Task directions >>
Review the lines that follow and copy each one that contains the word "title".

Provided entries >>

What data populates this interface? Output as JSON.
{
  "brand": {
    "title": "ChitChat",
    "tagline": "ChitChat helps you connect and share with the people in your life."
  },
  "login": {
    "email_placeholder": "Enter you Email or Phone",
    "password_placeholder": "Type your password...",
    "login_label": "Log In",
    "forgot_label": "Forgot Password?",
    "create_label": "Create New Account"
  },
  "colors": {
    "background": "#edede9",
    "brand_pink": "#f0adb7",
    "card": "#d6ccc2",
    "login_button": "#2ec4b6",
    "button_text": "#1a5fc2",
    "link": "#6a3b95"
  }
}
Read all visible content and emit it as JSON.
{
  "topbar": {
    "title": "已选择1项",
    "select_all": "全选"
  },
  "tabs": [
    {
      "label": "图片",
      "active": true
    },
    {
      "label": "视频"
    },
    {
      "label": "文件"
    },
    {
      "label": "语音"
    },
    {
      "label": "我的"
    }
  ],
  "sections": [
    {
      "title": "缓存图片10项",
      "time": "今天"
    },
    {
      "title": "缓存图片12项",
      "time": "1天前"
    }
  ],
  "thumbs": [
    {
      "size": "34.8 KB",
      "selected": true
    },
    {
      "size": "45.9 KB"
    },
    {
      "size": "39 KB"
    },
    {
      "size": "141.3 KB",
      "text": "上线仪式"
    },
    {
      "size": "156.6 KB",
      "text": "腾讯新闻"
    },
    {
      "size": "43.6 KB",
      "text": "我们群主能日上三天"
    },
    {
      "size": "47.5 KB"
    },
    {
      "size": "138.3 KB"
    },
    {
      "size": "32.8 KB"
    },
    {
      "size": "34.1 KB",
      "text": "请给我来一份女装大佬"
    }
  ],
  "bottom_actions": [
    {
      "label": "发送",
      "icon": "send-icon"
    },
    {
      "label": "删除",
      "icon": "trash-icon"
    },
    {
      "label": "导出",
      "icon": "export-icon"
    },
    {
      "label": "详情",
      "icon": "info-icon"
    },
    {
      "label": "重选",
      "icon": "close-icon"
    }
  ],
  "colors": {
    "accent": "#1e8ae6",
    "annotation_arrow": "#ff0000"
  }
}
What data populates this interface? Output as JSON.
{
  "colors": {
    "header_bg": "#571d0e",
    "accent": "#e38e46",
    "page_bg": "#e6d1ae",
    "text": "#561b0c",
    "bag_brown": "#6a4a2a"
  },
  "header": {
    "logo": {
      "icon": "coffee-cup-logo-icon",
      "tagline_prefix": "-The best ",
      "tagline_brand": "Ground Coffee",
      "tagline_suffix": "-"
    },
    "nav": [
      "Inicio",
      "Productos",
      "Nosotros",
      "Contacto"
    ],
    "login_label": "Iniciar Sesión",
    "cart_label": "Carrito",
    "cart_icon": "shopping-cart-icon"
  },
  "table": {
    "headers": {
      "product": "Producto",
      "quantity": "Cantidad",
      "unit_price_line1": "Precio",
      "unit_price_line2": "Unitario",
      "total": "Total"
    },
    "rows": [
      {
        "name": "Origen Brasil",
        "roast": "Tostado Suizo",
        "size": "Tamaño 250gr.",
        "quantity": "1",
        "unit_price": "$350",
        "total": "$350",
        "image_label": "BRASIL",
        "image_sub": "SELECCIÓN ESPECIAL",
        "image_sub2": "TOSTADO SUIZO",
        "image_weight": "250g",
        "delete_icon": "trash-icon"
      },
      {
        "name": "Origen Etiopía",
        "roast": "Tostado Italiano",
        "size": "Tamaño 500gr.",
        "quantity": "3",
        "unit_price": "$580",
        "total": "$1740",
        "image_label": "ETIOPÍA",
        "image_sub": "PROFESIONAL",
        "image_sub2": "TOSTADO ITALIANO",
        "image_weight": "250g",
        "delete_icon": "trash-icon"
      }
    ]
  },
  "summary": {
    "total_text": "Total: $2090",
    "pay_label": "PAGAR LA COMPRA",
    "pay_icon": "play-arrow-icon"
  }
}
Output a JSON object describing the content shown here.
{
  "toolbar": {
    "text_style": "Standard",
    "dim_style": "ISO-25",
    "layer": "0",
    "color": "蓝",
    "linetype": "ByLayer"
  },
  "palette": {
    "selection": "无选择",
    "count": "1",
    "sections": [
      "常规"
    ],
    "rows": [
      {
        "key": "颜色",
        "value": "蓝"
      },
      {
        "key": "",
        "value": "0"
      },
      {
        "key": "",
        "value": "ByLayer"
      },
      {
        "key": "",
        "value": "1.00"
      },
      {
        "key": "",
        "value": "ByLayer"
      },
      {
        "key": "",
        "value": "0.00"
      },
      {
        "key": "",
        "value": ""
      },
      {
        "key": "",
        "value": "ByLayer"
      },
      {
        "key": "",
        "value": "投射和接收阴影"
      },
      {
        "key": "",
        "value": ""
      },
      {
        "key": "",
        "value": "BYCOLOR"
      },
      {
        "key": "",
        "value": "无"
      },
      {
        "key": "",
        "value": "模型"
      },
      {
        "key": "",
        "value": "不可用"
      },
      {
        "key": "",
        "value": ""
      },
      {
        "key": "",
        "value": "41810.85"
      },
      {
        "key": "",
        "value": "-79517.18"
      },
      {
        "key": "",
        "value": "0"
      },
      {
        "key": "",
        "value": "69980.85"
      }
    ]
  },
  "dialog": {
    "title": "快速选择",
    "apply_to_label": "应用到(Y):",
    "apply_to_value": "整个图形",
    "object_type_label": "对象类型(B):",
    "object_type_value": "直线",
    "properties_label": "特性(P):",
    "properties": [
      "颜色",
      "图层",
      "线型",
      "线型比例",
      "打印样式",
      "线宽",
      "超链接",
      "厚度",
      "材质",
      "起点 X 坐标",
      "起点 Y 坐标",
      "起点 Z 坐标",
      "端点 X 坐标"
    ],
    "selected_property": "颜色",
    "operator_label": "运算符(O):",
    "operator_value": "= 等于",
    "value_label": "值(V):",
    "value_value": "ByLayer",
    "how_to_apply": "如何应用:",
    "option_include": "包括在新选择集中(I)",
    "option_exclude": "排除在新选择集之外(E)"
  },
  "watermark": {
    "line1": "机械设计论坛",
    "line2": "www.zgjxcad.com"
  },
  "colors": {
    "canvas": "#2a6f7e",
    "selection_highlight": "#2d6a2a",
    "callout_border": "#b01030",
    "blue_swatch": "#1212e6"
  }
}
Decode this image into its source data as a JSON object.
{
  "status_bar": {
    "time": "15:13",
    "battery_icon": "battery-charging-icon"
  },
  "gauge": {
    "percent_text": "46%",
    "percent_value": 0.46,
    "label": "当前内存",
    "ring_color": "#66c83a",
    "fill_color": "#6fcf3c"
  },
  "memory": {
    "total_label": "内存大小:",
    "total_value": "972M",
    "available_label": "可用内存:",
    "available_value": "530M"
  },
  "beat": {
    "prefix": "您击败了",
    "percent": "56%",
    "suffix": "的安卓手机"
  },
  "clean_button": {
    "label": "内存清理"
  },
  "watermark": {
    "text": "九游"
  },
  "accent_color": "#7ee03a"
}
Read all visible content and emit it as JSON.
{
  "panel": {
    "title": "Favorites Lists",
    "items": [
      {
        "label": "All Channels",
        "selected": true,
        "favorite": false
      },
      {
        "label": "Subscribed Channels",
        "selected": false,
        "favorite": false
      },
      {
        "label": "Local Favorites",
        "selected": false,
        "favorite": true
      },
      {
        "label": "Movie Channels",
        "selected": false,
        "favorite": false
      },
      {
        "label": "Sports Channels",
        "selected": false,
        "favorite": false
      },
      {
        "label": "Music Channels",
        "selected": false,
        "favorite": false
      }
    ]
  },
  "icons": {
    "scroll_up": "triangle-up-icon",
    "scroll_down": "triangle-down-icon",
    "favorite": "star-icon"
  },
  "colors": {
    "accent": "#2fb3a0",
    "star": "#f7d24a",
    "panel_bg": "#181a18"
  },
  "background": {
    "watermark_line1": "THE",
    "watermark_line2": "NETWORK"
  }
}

Exercise result >>
    "title": "ChitChat",
    "title": "已选择1项",
      "title": "缓存图片10项",
      "title": "缓存图片12项",
    "title": "快速选择",
    "title": "Favorites Lists",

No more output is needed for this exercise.